--- WHAT YOU HAVE TO DO ---
In the records below, pick out all lines containing the word "vecka".

--- SUPPLIED MATERIAL ---
○ ○ ○ ○

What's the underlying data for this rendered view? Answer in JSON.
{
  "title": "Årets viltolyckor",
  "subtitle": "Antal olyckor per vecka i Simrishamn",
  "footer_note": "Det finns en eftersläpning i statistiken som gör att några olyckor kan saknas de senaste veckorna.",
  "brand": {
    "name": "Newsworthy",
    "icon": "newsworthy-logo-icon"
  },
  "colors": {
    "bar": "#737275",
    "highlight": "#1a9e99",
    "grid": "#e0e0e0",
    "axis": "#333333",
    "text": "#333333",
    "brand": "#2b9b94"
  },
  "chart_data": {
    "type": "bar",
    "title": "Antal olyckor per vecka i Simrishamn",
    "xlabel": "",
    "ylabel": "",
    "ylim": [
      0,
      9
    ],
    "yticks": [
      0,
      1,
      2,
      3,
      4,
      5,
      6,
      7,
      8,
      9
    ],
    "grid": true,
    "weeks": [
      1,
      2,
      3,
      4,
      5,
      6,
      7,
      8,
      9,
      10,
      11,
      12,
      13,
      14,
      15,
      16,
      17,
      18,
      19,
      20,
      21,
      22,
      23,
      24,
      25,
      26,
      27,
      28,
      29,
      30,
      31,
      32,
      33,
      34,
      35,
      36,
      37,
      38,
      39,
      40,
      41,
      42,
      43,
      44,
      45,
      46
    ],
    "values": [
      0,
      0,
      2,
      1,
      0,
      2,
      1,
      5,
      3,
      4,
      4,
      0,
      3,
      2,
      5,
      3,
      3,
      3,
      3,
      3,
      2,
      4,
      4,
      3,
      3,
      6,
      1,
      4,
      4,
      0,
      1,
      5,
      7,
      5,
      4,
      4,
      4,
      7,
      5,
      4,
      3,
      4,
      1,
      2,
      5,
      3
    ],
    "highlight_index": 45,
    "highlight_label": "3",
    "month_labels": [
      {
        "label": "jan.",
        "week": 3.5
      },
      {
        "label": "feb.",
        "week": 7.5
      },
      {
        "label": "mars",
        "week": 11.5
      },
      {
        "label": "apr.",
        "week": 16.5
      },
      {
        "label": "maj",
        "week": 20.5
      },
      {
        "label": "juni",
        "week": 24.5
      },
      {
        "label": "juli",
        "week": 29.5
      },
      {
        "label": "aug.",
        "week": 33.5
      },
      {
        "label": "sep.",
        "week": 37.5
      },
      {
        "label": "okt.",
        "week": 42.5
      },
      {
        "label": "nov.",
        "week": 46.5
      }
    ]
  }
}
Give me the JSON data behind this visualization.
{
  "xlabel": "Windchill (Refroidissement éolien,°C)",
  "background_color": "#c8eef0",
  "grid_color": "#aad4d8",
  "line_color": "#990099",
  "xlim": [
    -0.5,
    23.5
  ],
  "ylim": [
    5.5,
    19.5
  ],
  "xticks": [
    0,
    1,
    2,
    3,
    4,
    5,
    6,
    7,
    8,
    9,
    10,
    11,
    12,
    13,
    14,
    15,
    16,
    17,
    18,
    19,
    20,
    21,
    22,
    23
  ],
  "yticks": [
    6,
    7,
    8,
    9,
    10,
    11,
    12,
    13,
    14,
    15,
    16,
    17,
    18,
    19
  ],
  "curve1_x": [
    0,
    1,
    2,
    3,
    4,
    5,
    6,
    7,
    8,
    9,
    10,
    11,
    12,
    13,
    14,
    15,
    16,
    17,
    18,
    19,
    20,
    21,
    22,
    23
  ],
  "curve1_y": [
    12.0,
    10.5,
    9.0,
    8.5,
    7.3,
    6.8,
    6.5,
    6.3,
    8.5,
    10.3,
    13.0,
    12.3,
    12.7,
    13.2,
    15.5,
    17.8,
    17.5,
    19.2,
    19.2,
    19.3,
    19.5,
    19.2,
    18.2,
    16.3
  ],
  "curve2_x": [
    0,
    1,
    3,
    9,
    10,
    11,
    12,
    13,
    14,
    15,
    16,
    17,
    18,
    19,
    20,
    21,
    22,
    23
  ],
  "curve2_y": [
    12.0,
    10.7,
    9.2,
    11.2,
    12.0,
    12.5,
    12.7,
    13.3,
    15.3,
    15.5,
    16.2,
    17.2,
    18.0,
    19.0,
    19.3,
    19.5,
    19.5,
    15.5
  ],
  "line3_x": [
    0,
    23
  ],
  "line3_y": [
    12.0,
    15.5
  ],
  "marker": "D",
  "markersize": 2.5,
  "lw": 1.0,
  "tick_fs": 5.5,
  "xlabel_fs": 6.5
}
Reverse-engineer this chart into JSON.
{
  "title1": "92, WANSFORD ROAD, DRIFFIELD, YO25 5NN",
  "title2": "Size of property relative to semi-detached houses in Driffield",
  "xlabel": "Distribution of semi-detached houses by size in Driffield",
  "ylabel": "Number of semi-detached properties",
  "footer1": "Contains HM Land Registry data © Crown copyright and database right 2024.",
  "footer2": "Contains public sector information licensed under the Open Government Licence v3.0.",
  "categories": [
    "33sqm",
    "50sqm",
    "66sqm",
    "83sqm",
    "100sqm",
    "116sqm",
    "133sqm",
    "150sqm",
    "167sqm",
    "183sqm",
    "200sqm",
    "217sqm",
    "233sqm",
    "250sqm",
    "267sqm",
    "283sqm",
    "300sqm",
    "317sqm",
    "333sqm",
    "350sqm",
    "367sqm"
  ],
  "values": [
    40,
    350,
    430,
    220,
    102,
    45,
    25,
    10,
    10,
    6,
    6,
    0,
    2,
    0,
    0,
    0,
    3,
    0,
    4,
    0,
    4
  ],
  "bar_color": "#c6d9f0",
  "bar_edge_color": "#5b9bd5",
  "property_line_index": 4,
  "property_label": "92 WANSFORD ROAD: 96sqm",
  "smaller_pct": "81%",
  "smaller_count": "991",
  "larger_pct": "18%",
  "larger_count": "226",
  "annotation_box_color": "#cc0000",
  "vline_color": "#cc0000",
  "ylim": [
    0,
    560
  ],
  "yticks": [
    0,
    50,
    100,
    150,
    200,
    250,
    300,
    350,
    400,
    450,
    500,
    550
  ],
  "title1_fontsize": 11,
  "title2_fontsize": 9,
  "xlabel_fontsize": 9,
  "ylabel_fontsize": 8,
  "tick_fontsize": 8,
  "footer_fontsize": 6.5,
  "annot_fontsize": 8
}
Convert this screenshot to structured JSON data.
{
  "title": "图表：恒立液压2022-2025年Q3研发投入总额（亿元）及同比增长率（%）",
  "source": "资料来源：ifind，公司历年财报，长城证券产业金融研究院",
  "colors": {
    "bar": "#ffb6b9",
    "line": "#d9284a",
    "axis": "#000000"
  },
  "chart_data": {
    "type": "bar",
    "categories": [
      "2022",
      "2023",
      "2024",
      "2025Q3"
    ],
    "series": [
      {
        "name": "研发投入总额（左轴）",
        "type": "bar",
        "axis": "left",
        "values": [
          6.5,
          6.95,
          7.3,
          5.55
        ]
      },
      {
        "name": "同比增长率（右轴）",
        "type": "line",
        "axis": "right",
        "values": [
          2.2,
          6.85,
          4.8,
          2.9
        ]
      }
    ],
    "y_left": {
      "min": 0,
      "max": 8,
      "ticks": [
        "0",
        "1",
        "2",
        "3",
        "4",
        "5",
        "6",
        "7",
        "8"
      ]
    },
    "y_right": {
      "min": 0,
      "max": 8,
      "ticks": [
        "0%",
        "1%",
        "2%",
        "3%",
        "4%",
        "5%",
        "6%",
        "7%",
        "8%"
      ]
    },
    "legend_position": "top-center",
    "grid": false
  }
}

○ ○ ○ ○

--- EXERCISE SOLUTION ---
  "subtitle": "Antal olyckor per vecka i Simrishamn",
    "title": "Antal olyckor per vecka i Simrishamn",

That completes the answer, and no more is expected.